**Your goal**
Copy out every line that contains the word "subtitle".

-- start Material supplied --

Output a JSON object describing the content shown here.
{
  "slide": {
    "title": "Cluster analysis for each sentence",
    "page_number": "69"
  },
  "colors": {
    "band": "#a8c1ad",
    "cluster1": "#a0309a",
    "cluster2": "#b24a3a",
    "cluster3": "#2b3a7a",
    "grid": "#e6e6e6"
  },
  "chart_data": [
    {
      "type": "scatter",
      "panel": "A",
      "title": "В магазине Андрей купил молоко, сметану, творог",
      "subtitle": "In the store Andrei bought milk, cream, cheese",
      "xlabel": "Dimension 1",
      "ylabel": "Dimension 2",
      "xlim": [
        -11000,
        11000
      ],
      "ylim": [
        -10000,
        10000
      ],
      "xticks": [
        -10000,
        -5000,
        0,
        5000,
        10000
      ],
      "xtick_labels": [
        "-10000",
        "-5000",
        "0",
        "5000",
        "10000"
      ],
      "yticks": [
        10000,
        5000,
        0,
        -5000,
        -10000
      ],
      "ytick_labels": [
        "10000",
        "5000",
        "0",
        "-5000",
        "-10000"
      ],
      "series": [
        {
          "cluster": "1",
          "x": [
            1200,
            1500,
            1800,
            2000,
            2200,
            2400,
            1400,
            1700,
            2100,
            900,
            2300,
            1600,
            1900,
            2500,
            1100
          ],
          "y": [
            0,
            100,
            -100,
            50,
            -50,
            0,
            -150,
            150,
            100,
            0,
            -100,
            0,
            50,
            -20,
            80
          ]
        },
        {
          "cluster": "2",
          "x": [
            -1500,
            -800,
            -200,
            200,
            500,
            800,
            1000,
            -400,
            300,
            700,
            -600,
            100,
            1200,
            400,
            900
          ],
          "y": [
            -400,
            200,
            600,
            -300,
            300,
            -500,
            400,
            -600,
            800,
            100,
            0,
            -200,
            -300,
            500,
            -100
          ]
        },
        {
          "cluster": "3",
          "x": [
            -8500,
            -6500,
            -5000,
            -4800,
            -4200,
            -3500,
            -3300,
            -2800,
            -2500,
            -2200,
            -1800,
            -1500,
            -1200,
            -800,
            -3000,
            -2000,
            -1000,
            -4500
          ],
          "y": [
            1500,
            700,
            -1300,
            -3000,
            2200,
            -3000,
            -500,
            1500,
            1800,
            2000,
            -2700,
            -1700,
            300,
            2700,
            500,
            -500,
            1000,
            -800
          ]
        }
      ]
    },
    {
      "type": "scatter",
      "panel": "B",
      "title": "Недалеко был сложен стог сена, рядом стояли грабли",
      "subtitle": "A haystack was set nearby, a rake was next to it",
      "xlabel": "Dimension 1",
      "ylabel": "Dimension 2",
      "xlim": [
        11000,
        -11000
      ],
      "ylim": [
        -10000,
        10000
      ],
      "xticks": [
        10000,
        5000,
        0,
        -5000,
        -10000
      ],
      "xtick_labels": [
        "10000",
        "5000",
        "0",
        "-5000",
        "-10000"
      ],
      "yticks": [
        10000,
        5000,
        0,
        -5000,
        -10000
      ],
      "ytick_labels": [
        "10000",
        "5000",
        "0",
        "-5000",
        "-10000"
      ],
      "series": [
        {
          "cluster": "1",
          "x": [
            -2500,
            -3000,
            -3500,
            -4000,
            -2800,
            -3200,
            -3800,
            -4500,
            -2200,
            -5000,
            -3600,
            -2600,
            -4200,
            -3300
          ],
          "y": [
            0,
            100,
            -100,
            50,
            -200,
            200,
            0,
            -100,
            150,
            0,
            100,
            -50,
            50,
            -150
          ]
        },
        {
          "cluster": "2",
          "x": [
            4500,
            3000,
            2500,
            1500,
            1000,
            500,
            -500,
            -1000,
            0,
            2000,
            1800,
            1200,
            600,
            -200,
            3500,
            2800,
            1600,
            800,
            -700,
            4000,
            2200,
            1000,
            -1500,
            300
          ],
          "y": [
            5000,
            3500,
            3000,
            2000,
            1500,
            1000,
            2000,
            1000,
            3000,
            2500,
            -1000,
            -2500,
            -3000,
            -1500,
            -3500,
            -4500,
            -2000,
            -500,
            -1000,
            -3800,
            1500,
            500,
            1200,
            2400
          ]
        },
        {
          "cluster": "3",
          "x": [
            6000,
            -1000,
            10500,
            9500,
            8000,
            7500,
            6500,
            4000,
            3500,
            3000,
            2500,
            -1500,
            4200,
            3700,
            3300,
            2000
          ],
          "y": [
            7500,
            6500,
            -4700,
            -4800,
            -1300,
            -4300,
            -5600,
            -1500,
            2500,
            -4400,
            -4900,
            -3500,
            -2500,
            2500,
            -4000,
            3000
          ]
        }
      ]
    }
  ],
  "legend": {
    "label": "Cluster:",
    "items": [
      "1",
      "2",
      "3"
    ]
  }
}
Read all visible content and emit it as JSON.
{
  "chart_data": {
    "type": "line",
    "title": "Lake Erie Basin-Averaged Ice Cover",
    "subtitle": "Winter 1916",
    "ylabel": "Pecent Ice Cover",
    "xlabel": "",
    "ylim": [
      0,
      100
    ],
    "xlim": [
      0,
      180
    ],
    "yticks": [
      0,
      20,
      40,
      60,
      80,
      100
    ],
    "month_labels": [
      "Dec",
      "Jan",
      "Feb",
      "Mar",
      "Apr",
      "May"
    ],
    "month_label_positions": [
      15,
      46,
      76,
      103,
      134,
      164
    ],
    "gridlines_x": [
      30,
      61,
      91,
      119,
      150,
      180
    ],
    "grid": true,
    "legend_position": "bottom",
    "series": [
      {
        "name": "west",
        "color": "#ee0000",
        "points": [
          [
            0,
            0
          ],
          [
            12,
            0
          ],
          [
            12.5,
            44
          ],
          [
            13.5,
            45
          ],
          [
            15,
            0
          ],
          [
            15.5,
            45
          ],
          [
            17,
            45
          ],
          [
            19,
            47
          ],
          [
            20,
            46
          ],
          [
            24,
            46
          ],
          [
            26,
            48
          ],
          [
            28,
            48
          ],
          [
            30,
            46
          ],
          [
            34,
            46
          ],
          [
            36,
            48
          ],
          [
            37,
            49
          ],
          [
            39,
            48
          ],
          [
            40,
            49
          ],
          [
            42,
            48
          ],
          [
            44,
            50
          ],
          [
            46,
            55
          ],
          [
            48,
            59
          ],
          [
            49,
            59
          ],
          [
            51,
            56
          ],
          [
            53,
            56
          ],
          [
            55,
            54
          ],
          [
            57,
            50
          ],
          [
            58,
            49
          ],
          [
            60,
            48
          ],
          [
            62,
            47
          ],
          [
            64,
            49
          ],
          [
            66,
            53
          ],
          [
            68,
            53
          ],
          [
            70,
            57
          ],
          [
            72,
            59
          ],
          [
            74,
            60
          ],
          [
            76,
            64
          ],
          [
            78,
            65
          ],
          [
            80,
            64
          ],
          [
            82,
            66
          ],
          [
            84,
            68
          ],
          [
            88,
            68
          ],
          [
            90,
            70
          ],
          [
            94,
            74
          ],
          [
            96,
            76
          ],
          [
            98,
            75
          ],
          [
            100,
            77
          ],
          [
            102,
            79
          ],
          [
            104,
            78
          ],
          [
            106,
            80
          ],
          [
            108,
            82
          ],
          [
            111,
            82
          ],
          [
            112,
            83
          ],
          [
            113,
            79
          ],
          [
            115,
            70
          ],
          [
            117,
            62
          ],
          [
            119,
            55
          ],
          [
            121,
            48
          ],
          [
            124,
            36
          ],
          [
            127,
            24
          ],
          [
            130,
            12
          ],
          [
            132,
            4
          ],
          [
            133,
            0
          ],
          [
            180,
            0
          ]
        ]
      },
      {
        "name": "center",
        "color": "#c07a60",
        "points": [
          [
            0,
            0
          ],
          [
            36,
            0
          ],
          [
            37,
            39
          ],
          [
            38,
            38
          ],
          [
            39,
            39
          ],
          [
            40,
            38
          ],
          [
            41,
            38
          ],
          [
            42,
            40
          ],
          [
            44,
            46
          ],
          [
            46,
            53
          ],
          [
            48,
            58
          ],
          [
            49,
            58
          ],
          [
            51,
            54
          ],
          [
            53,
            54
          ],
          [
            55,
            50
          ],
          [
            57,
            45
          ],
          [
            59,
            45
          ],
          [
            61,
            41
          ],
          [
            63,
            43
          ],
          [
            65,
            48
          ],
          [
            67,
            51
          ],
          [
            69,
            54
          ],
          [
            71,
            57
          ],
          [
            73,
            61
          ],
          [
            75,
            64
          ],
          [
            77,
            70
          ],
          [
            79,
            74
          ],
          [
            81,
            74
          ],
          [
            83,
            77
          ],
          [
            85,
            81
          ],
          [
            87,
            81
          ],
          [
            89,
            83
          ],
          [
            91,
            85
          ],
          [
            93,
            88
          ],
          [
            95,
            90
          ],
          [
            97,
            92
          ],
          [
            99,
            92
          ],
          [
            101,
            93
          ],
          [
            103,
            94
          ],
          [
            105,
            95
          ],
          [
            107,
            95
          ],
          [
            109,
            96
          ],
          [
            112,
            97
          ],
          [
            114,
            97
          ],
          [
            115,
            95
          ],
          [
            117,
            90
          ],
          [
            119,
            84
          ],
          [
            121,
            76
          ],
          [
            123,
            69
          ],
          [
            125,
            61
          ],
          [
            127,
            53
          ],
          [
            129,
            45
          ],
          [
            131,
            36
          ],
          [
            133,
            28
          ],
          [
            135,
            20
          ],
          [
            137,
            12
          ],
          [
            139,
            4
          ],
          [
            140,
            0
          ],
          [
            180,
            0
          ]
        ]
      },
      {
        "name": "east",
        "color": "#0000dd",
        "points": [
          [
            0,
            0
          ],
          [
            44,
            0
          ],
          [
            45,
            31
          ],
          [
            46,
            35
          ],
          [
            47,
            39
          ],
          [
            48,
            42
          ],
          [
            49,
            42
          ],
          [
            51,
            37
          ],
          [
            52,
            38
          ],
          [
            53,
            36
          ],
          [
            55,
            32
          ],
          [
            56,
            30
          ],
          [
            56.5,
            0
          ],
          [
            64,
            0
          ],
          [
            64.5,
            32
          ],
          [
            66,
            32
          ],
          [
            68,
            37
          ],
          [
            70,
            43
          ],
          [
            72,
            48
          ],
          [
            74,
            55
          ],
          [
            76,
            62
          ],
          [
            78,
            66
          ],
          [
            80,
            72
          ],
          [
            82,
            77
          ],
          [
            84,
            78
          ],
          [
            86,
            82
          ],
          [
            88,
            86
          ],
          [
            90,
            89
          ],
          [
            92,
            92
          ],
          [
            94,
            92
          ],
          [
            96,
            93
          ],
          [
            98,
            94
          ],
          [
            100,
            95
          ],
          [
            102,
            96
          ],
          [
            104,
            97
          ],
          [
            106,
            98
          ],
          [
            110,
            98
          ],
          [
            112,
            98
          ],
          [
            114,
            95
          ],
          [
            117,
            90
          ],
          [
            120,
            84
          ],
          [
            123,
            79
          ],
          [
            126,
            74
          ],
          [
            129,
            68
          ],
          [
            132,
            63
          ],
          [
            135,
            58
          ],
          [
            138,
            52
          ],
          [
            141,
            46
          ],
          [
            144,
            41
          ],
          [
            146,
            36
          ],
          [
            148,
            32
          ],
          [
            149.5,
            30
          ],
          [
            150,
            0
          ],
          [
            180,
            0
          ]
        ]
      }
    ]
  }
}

-- end Material supplied --

**Completed task**
      "subtitle": "In the store Andrei bought milk, cream, cheese",
      "subtitle": "A haystack was set nearby, a rake was next to it",
    "subtitle": "Winter 1916",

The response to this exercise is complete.